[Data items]
--- Start ---
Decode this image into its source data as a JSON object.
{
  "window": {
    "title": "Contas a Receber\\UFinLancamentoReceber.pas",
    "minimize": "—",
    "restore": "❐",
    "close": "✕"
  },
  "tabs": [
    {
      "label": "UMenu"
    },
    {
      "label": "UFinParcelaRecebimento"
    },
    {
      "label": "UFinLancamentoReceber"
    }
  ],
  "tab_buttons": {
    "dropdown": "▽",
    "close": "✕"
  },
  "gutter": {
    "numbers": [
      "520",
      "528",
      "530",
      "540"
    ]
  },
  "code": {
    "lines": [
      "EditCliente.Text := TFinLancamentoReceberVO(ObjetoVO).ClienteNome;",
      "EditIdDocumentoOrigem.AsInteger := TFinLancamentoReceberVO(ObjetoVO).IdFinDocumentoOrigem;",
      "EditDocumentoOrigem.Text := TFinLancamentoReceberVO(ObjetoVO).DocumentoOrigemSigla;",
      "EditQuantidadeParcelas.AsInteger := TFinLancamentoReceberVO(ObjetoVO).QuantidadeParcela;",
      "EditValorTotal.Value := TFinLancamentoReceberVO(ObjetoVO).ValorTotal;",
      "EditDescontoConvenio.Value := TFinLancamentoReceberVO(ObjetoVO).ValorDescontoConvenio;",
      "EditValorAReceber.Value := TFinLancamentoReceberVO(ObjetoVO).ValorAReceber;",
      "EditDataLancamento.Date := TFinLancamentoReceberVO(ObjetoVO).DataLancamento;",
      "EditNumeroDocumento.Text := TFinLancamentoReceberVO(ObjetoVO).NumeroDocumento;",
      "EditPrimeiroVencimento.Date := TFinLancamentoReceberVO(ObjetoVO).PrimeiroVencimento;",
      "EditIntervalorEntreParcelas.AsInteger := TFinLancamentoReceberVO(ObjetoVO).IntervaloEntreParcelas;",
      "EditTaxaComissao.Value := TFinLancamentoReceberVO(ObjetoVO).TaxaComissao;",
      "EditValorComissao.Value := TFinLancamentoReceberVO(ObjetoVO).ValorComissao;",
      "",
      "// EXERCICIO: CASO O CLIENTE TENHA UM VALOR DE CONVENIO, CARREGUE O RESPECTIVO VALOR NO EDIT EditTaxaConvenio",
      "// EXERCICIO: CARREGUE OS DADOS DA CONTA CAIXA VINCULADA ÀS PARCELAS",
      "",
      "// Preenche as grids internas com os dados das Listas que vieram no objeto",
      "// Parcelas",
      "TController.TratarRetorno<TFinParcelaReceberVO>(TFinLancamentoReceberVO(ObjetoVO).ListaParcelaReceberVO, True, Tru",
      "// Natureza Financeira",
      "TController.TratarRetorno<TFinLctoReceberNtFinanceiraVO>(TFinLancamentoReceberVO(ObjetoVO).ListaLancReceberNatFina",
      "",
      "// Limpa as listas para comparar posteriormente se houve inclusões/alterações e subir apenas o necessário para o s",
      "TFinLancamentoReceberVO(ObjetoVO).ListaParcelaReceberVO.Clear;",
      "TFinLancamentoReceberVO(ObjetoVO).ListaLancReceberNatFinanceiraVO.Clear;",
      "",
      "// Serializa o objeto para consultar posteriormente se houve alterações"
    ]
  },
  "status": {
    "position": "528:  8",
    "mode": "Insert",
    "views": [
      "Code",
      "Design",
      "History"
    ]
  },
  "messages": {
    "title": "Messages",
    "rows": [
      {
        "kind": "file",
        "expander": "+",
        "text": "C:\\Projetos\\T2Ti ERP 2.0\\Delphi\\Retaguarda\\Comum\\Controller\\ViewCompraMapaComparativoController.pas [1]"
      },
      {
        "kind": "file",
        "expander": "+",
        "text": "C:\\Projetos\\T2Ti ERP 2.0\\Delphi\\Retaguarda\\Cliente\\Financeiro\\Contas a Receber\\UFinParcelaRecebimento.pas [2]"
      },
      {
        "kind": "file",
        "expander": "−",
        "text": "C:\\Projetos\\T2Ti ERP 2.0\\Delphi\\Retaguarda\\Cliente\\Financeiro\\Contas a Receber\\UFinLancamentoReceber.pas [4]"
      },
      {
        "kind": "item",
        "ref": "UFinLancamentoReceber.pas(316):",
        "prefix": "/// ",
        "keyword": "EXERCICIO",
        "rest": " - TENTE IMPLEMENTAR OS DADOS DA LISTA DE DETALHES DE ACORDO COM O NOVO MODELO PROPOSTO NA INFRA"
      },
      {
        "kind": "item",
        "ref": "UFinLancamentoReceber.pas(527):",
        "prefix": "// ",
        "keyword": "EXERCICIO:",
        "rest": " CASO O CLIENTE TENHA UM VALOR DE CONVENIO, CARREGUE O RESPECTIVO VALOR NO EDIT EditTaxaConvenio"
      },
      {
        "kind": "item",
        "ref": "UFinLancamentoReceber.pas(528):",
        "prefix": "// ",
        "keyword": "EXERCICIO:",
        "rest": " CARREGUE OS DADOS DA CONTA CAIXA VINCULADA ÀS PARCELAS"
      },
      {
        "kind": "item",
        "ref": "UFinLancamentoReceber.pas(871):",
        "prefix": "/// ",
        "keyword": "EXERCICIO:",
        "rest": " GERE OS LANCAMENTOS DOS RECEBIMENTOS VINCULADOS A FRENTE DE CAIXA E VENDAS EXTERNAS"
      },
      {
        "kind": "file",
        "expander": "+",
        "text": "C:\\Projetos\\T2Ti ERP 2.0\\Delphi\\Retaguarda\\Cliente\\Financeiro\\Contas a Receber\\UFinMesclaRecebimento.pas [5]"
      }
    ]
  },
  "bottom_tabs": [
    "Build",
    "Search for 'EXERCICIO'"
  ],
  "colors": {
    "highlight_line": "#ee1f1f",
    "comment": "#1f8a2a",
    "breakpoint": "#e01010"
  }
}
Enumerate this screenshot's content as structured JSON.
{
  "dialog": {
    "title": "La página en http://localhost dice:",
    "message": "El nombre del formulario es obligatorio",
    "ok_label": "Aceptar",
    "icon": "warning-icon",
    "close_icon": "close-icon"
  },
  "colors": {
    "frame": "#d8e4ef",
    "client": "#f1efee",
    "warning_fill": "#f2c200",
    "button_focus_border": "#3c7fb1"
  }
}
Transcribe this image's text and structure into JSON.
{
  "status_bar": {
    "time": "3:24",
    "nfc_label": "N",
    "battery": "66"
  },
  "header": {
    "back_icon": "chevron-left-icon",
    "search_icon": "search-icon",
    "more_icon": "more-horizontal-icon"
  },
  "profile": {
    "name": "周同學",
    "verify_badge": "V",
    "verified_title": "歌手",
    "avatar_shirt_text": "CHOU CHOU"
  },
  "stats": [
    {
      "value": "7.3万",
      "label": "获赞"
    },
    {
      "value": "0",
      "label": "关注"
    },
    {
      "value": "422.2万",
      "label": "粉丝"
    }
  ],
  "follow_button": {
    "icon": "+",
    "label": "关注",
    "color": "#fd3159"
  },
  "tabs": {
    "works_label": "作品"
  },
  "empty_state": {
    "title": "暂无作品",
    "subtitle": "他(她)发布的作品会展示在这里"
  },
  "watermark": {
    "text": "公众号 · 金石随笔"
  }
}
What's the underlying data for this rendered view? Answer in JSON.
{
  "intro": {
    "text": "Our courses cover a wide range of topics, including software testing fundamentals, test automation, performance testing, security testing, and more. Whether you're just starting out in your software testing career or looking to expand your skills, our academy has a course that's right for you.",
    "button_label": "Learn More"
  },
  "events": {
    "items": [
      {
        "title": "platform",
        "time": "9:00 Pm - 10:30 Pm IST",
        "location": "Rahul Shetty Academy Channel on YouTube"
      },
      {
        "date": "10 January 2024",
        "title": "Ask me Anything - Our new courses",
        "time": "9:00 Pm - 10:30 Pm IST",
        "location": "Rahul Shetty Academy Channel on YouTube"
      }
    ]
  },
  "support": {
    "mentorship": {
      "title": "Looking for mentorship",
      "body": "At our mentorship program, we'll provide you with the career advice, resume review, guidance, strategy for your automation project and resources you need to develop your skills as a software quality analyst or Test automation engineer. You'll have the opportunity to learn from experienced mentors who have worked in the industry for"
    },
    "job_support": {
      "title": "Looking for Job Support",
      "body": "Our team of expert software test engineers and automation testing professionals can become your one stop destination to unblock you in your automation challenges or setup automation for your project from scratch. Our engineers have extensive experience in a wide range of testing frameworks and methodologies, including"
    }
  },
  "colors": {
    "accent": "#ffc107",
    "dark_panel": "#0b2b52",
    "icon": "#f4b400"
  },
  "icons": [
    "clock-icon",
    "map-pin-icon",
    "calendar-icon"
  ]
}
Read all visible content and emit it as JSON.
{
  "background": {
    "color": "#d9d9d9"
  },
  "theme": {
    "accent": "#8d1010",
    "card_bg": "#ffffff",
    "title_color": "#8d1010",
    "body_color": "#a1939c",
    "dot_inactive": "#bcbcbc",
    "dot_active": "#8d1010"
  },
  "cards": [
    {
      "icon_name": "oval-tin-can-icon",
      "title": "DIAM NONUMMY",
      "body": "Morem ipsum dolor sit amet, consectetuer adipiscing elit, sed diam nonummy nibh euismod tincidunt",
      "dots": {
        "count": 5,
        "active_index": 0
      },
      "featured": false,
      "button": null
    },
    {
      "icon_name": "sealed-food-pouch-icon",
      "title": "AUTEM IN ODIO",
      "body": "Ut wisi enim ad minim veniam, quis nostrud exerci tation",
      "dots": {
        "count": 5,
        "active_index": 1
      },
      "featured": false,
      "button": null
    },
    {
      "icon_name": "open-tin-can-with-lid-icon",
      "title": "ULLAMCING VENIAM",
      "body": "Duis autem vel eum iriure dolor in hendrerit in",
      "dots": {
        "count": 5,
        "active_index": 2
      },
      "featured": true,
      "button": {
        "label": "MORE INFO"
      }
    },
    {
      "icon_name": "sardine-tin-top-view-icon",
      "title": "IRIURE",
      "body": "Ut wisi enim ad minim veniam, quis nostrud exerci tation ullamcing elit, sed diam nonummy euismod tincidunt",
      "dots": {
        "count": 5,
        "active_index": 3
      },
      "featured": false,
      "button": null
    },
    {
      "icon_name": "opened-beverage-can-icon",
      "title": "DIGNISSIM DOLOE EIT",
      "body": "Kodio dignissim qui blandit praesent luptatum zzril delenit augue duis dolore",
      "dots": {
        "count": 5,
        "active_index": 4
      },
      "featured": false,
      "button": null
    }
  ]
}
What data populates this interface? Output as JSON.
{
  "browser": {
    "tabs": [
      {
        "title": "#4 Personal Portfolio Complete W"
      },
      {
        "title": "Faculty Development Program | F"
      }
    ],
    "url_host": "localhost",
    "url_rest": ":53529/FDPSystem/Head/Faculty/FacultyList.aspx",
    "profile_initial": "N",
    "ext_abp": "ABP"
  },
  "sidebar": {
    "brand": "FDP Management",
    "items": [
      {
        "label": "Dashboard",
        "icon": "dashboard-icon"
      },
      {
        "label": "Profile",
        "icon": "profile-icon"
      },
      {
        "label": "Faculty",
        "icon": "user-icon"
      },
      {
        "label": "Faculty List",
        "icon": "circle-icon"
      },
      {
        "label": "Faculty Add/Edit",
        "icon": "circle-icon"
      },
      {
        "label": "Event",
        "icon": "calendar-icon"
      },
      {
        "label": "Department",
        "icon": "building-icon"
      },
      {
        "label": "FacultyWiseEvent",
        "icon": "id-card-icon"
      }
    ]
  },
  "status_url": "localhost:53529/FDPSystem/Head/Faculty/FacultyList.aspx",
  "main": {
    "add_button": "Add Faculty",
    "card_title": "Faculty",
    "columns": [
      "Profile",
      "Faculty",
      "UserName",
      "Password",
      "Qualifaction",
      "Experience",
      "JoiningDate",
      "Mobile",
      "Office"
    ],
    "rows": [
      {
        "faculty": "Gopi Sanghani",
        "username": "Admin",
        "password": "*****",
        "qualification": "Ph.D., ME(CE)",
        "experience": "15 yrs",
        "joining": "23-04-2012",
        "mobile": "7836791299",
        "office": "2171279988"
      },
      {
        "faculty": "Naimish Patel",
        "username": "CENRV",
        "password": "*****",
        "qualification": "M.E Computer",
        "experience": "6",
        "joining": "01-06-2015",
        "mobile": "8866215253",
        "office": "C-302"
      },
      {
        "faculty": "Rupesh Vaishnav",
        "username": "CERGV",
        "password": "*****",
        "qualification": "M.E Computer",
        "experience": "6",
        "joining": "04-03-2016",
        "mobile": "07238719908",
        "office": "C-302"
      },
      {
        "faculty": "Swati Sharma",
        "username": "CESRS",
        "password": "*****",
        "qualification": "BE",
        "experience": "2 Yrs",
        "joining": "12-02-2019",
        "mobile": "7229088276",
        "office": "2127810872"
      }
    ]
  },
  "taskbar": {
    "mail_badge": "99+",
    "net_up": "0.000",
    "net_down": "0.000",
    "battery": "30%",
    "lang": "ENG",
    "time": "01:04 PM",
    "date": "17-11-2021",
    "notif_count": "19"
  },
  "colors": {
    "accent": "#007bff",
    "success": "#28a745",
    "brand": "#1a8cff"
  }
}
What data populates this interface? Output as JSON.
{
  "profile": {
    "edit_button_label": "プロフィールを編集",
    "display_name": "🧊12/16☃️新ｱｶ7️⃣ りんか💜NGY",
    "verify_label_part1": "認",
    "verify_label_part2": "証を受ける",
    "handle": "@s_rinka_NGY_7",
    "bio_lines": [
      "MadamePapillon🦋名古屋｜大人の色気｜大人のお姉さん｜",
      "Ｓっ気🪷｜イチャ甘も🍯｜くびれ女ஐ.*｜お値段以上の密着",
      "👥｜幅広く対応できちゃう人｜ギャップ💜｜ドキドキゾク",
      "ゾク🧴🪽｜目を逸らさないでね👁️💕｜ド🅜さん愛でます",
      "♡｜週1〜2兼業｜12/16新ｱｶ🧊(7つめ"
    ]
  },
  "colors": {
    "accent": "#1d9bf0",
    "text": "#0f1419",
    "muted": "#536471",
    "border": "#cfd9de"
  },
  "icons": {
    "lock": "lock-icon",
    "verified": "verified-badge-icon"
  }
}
--- End ---
> [Requirements]: Identify every line above that includes the word "elit", and show those lines.

> [Solution to this exercise]:
      "body": "Morem ipsum dolor sit amet, consectetuer adipiscing elit, sed diam nonummy nibh euismod tincidunt",
      "body": "Ut wisi enim ad minim veniam, quis nostrud exerci tation ullamcing elit, sed diam nonummy euismod tincidunt",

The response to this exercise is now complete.